# RECORDS PROVIDED
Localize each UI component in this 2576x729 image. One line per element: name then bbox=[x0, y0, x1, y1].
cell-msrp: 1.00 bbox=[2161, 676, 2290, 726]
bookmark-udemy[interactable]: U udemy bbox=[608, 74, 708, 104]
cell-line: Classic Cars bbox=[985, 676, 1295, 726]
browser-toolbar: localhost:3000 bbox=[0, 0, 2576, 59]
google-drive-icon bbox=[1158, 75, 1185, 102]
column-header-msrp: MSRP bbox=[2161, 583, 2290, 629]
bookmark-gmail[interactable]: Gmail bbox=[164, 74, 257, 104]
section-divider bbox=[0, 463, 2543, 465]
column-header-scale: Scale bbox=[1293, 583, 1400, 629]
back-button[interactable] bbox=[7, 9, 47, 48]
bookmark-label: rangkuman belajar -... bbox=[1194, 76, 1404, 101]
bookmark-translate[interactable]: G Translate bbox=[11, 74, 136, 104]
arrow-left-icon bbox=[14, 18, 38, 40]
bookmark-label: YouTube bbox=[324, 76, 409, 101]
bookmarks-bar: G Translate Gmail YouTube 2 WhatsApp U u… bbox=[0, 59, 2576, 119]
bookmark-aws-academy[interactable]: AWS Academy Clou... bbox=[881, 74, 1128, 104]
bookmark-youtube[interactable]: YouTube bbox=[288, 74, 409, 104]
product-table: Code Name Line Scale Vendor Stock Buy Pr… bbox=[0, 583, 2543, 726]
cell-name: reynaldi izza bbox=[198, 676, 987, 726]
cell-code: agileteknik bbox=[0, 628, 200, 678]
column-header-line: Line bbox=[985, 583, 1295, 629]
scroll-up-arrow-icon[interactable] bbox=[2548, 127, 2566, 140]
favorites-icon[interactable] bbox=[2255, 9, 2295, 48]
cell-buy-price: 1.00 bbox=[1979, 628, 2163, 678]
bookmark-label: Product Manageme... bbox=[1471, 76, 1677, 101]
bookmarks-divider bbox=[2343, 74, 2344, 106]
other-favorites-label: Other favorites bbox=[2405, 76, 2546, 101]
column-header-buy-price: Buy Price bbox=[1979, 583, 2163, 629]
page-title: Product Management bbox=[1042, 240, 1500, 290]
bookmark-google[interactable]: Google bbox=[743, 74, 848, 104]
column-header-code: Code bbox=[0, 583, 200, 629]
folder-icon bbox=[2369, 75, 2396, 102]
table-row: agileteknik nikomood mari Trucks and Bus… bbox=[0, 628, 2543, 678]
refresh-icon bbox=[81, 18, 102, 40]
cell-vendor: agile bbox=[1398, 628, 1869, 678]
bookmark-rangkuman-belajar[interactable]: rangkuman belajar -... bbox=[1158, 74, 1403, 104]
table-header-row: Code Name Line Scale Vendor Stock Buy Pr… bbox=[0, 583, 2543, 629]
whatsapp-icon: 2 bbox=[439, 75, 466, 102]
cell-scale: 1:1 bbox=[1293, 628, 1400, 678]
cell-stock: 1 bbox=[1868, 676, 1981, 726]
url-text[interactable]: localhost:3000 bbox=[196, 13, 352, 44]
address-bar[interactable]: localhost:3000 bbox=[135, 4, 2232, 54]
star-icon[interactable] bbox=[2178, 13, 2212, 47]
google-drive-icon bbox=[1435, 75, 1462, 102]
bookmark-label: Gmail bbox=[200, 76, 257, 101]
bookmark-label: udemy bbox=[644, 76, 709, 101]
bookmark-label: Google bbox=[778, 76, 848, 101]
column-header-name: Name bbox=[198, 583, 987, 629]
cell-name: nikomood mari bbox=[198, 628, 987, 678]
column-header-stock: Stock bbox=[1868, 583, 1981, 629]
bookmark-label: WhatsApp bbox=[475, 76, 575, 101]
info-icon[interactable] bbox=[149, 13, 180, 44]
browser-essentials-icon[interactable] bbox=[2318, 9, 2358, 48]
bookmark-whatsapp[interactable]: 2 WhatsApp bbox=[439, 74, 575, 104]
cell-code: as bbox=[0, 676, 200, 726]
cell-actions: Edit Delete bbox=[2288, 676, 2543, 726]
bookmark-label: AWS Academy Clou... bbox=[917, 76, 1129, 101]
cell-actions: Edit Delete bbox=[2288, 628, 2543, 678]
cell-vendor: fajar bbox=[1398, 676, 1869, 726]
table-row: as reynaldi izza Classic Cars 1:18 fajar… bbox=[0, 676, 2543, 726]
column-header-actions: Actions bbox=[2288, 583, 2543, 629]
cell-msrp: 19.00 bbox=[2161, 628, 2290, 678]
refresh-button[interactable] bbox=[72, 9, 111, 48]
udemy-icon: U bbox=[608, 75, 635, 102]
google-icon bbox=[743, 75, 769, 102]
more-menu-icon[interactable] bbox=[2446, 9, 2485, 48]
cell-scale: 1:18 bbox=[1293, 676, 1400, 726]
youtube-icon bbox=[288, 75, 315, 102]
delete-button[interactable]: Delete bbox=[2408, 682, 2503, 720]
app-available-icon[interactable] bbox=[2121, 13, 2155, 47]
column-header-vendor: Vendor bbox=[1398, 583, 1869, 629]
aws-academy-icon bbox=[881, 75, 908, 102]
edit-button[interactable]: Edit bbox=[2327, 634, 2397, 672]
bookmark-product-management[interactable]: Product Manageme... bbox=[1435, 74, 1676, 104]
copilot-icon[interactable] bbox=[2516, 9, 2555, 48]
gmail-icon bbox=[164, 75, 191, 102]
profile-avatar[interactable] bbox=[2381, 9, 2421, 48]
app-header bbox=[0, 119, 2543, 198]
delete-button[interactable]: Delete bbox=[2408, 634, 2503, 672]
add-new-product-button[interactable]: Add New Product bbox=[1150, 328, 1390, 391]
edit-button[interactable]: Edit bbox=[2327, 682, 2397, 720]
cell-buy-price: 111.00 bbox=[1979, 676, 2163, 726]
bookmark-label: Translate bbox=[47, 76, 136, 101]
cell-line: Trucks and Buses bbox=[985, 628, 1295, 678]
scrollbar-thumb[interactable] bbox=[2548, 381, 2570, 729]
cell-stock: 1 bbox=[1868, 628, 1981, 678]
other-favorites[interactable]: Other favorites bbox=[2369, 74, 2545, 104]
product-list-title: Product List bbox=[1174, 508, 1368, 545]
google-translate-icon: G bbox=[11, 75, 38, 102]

# PROBLEM
Please list each line of the records above that contains the word "Delete". Case counts.

# SOLUTION FOR THIS TASK
cell-actions: Edit Delete bbox=[2288, 676, 2543, 726]
cell-actions: Edit Delete bbox=[2288, 628, 2543, 678]
delete-button[interactable]: Delete bbox=[2408, 682, 2503, 720]
delete-button[interactable]: Delete bbox=[2408, 634, 2503, 672]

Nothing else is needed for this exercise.